Information |
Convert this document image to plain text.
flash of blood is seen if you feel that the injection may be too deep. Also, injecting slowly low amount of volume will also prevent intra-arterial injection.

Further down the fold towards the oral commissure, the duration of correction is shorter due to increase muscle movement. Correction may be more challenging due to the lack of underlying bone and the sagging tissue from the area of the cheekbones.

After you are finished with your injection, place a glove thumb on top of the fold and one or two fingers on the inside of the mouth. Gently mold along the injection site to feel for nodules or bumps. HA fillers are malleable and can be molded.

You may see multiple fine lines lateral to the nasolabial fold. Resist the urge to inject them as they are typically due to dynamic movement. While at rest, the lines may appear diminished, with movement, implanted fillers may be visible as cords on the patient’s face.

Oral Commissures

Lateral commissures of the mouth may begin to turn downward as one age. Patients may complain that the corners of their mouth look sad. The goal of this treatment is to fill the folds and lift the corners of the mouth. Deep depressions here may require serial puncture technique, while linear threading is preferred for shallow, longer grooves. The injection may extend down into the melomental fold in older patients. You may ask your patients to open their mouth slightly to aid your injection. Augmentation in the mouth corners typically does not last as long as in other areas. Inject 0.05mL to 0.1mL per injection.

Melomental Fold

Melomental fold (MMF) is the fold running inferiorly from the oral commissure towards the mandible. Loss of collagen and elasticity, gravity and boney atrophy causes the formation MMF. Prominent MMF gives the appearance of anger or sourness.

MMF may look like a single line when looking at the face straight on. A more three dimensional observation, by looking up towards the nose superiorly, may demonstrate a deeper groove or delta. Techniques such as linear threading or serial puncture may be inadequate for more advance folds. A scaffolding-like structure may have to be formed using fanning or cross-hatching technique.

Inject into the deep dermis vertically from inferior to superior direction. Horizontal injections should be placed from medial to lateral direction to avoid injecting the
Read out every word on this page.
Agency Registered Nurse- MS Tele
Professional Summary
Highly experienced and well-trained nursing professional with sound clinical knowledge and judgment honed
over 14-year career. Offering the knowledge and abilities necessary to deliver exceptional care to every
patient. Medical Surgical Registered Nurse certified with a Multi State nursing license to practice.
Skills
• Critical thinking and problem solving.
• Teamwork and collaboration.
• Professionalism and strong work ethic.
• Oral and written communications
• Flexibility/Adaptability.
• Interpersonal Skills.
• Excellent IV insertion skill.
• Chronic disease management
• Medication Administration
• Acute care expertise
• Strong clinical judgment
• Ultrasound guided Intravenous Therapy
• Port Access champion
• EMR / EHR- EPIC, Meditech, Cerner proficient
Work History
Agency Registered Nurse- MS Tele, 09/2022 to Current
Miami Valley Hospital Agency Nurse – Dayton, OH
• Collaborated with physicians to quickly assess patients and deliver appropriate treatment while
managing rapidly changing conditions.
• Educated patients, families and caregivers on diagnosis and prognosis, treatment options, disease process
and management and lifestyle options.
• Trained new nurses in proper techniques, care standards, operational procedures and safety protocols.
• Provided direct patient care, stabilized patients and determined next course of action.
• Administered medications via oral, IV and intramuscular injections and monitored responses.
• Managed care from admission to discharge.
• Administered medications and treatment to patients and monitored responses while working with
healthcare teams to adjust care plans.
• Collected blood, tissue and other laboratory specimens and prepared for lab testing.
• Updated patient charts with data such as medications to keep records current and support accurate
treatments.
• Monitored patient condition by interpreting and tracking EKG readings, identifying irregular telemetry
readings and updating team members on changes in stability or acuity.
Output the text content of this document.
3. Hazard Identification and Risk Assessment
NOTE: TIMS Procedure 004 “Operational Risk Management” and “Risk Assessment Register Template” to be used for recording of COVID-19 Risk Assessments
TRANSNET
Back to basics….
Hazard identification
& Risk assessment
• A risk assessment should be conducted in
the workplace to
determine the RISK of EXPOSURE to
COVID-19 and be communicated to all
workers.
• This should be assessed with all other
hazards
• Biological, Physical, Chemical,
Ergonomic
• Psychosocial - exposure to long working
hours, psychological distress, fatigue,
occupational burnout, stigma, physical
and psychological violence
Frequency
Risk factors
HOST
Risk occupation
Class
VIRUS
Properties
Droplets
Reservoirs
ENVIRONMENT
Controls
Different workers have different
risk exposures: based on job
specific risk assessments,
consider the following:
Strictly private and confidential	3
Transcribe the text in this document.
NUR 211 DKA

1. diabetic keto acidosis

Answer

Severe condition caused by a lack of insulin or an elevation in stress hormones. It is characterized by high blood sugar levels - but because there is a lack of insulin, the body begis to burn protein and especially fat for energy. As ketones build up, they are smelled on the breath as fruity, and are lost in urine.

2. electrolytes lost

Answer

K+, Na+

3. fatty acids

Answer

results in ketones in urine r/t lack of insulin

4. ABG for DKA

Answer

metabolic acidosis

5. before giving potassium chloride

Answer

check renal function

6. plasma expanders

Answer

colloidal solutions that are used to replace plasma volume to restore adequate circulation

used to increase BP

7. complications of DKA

Work to complete | The listing above has to be repeated exactly, down to the last line.

Result of this exercise |
Convert this document image to plain text.
flash of blood is seen if you feel that the injection may be too deep. Also, injecting slowly low amount of volume will also prevent intra-arterial injection.

Further down the fold towards the oral commissure, the duration of correction is shorter due to increase muscle movement. Correction may be more challenging due to the lack of underlying bone and the sagging tissue from the area of the cheekbones.

After you are finished with your injection, place a glove thumb on top of the fold and one or two fingers on the inside of the mouth. Gently mold along the injection site to feel for nodules or bumps. HA fillers are malleable and can be molded.

You may see multiple fine lines lateral to the nasolabial fold. Resist the urge to inject them as they are typically due to dynamic movement. While at rest, the lines may appear diminished, with movement, implanted fillers may be visible as cords on the patient’s face.

Oral Commissures

Lateral commissures of the mouth may begin to turn downward as one age. Patients may complain that the corners of their mouth look sad. The goal of this treatment is to fill the folds and lift the corners of the mouth. Deep depressions here may require serial puncture technique, while linear threading is preferred for shallow, longer grooves. The injection may extend down into the melomental fold in older patients. You may ask your patients to open their mouth slightly to aid your injection. Augmentation in the mouth corners typically does not last as long as in other areas. Inject 0.05mL to 0.1mL per injection.

Melomental Fold

Melomental fold (MMF) is the fold running inferiorly from the oral commissure towards the mandible. Loss of collagen and elasticity, gravity and boney atrophy causes the formation MMF. Prominent MMF gives the appearance of anger or sourness.

MMF may look like a single line when looking at the face straight on. A more three dimensional observation, by looking up towards the nose superiorly, may demonstrate a deeper groove or delta. Techniques such as linear threading or serial puncture may be inadequate for more advance folds. A scaffolding-like structure may have to be formed using fanning or cross-hatching technique.

Inject into the deep dermis vertically from inferior to superior direction. Horizontal injections should be placed from medial to lateral direction to avoid injecting the
Read out every word on this page.
Agency Registered Nurse- MS Tele
Professional Summary
Highly experienced and well-trained nursing professional with sound clinical knowledge and judgment honed
over 14-year career. Offering the knowledge and abilities necessary to deliver exceptional care to every
patient. Medical Surgical Registered Nurse certified with a Multi State nursing license to practice.
Skills
• Critical thinking and problem solving.
• Teamwork and collaboration.
• Professionalism and strong work ethic.
• Oral and written communications
• Flexibility/Adaptability.
• Interpersonal Skills.
• Excellent IV insertion skill.
• Chronic disease management
• Medication Administration
• Acute care expertise
• Strong clinical judgment
• Ultrasound guided Intravenous Therapy
• Port Access champion
• EMR / EHR- EPIC, Meditech, Cerner proficient
Work History
Agency Registered Nurse- MS Tele, 09/2022 to Current
Miami Valley Hospital Agency Nurse – Dayton, OH
• Collaborated with physicians to quickly assess patients and deliver appropriate treatment while
managing rapidly changing conditions.
• Educated patients, families and caregivers on diagnosis and prognosis, treatment options, disease process
and management and lifestyle options.
• Trained new nurses in proper techniques, care standards, operational procedures and safety protocols.
• Provided direct patient care, stabilized patients and determined next course of action.
• Administered medications via oral, IV and intramuscular injections and monitored responses.
• Managed care from admission to discharge.
• Administered medications and treatment to patients and monitored responses while working with
healthcare teams to adjust care plans.
• Collected blood, tissue and other laboratory specimens and prepared for lab testing.
• Updated patient charts with data such as medications to keep records current and support accurate
treatments.
• Monitored patient condition by interpreting and tracking EKG readings, identifying irregular telemetry
readings and updating team members on changes in stability or acuity.
Output the text content of this document.
3. Hazard Identification and Risk Assessment
NOTE: TIMS Procedure 004 “Operational Risk Management” and “Risk Assessment Register Template” to be used for recording of COVID-19 Risk Assessments
TRANSNET
Back to basics….
Hazard identification
& Risk assessment
• A risk assessment should be conducted in
the workplace to
determine the RISK of EXPOSURE to
COVID-19 and be communicated to all
workers.
• This should be assessed with all other
hazards
• Biological, Physical, Chemical,
Ergonomic
• Psychosocial - exposure to long working
hours, psychological distress, fatigue,
occupational burnout, stigma, physical
and psychological violence
Frequency
Risk factors
HOST
Risk occupation
Class
VIRUS
Properties
Droplets
Reservoirs
ENVIRONMENT
Controls
Different workers have different
risk exposures: based on job
specific risk assessments,
consider the following:
Strictly private and confidential	3
Transcribe the text in this document.
NUR 211 DKA

1. diabetic keto acidosis

Answer

Severe condition caused by a lack of insulin or an elevation in stress hormones. It is characterized by high blood sugar levels - but because there is a lack of insulin, the body begis to burn protein and especially fat for energy. As ketones build up, they are smelled on the breath as fruity, and are lost in urine.

2. electrolytes lost

Answer

K+, Na+

3. fatty acids

Answer

results in ketones in urine r/t lack of insulin

4. ABG for DKA

Answer

metabolic acidosis

5. before giving potassium chloride

Answer

check renal function

6. plasma expanders

Answer

colloidal solutions that are used to replace plasma volume to restore adequate circulation

used to increase BP

7. complications of DKA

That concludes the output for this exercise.